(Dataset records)
..............................
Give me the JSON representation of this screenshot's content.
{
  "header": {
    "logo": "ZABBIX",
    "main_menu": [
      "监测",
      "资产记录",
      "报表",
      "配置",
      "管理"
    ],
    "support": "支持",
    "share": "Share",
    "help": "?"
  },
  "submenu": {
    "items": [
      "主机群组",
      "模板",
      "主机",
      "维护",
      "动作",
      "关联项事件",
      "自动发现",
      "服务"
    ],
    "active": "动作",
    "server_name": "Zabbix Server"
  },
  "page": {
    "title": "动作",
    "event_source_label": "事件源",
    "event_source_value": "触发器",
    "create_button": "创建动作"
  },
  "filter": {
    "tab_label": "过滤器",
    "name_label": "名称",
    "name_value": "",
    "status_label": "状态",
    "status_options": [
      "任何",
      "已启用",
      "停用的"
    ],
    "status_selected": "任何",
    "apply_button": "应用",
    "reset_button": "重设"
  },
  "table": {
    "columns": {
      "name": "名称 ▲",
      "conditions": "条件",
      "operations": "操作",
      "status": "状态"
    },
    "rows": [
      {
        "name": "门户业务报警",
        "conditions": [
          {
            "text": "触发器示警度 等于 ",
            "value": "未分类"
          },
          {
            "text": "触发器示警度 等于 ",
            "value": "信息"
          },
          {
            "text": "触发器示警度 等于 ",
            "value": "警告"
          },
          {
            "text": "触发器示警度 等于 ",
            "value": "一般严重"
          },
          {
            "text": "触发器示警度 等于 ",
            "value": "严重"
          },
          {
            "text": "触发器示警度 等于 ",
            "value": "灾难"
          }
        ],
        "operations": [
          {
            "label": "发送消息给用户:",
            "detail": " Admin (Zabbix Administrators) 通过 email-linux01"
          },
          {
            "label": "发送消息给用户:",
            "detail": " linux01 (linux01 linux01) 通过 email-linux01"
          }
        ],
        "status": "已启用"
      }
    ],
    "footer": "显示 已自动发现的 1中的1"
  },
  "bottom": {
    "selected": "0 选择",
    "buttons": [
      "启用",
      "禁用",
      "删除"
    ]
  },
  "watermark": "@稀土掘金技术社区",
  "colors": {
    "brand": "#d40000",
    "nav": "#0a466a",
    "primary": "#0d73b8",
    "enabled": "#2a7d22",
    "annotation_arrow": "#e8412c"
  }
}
..............................
Write out the full set of records exactly as given.

Result of this exercise:
Give me the JSON representation of this screenshot's content.
{
  "header": {
    "logo": "ZABBIX",
    "main_menu": [
      "监测",
      "资产记录",
      "报表",
      "配置",
      "管理"
    ],
    "support": "支持",
    "share": "Share",
    "help": "?"
  },
  "submenu": {
    "items": [
      "主机群组",
      "模板",
      "主机",
      "维护",
      "动作",
      "关联项事件",
      "自动发现",
      "服务"
    ],
    "active": "动作",
    "server_name": "Zabbix Server"
  },
  "page": {
    "title": "动作",
    "event_source_label": "事件源",
    "event_source_value": "触发器",
    "create_button": "创建动作"
  },
  "filter": {
    "tab_label": "过滤器",
    "name_label": "名称",
    "name_value": "",
    "status_label": "状态",
    "status_options": [
      "任何",
      "已启用",
      "停用的"
    ],
    "status_selected": "任何",
    "apply_button": "应用",
    "reset_button": "重设"
  },
  "table": {
    "columns": {
      "name": "名称 ▲",
      "conditions": "条件",
      "operations": "操作",
      "status": "状态"
    },
    "rows": [
      {
        "name": "门户业务报警",
        "conditions": [
          {
            "text": "触发器示警度 等于 ",
            "value": "未分类"
          },
          {
            "text": "触发器示警度 等于 ",
            "value": "信息"
          },
          {
            "text": "触发器示警度 等于 ",
            "value": "警告"
          },
          {
            "text": "触发器示警度 等于 ",
            "value": "一般严重"
          },
          {
            "text": "触发器示警度 等于 ",
            "value": "严重"
          },
          {
            "text": "触发器示警度 等于 ",
            "value": "灾难"
          }
        ],
        "operations": [
          {
            "label": "发送消息给用户:",
            "detail": " Admin (Zabbix Administrators) 通过 email-linux01"
          },
          {
            "label": "发送消息给用户:",
            "detail": " linux01 (linux01 linux01) 通过 email-linux01"
          }
        ],
        "status": "已启用"
      }
    ],
    "footer": "显示 已自动发现的 1中的1"
  },
  "bottom": {
    "selected": "0 选择",
    "buttons": [
      "启用",
      "禁用",
      "删除"
    ]
  },
  "watermark": "@稀土掘金技术社区",
  "colors": {
    "brand": "#d40000",
    "nav": "#0a466a",
    "primary": "#0d73b8",
    "enabled": "#2a7d22",
    "annotation_arrow": "#e8412c"
  }
}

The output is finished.